Saved entries
__________
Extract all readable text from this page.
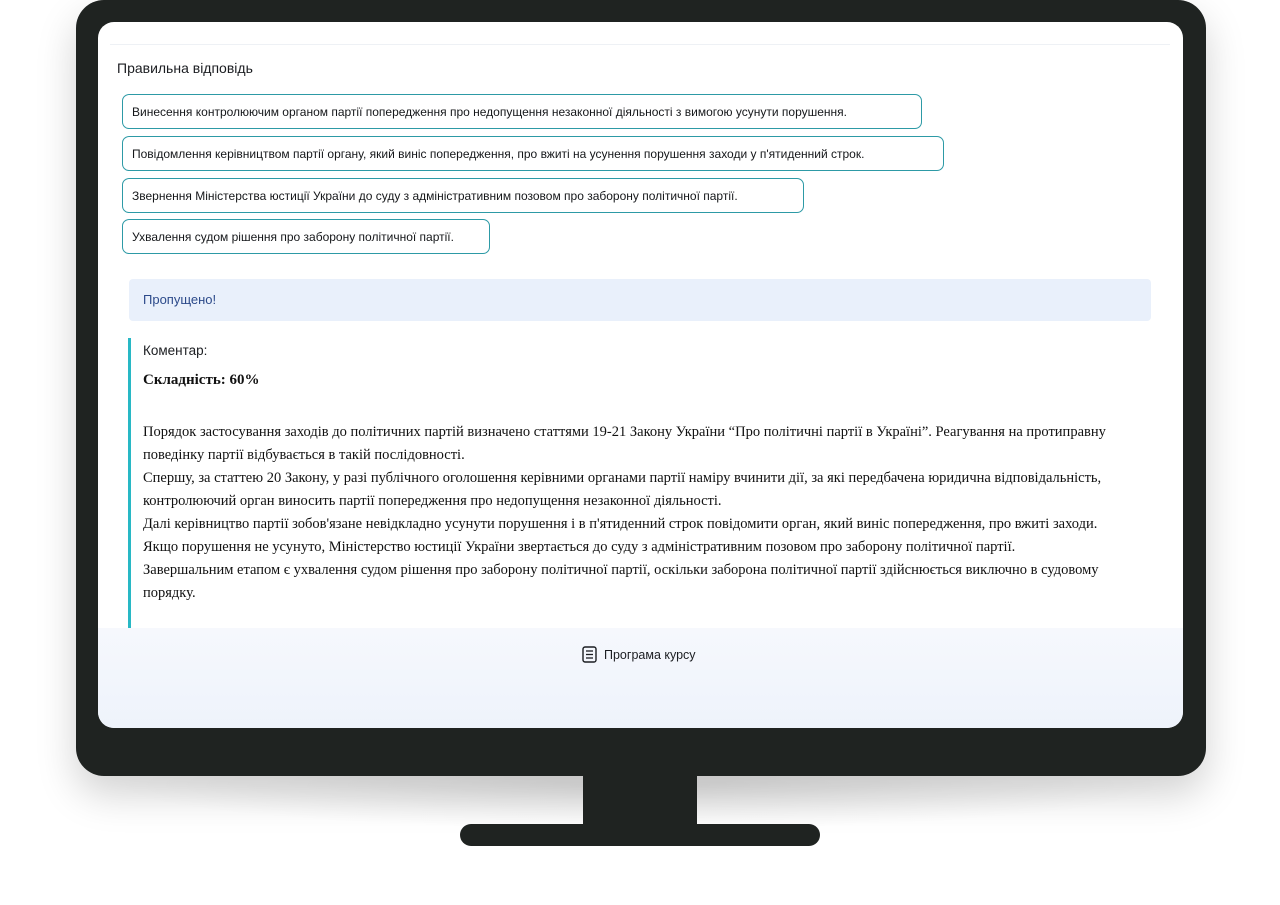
Правильна відповідь
Винесення контролюючим органом партії попередження про недопущення незаконної діяльності з вимогою усунути порушення.
Повідомлення керівництвом партії органу, який виніс попередження, про вжиті на усунення порушення заходи у п'ятиденний строк.
Звернення Міністерства юстиції України до суду з адміністративним позовом про заборону політичної партії.
Ухвалення судом рішення про заборону політичної партії.
Пропущено!
Коментар:
Складність: 60%

Порядок застосування заходів до політичних партій визначено статтями 19-21 Закону України “Про політичні партії в Україні”. Реагування на протиправну поведінку партії відбувається в такій послідовності.

Спершу, за статтею 20 Закону, у разі публічного оголошення керівними органами партії наміру вчинити дії, за які передбачена юридична відповідальність, контролюючий орган виносить партії попередження про недопущення незаконної діяльності.

Далі керівництво партії зобов'язане невідкладно усунути порушення і в п'ятиденний строк повідомити орган, який виніс попередження, про вжиті заходи.

Якщо порушення не усунуто, Міністерство юстиції України звертається до суду з адміністративним позовом про заборону політичної партії.

Завершальним етапом є ухвалення судом рішення про заборону політичної партії, оскільки заборона політичної партії здійснюється виключно в судовому порядку.

Програма курсу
__________
▸ What to do: Track down every line of the material containing the string "строк", and copy it.

▸ Exercise answer:
Повідомлення керівництвом партії органу, який виніс попередження, про вжиті на усунення порушення заходи у п'ятиденний строк.
Далі керівництво партії зобов'язане невідкладно усунути порушення і в п'ятиденний строк повідомити орган, який виніс попередження, про вжиті заходи.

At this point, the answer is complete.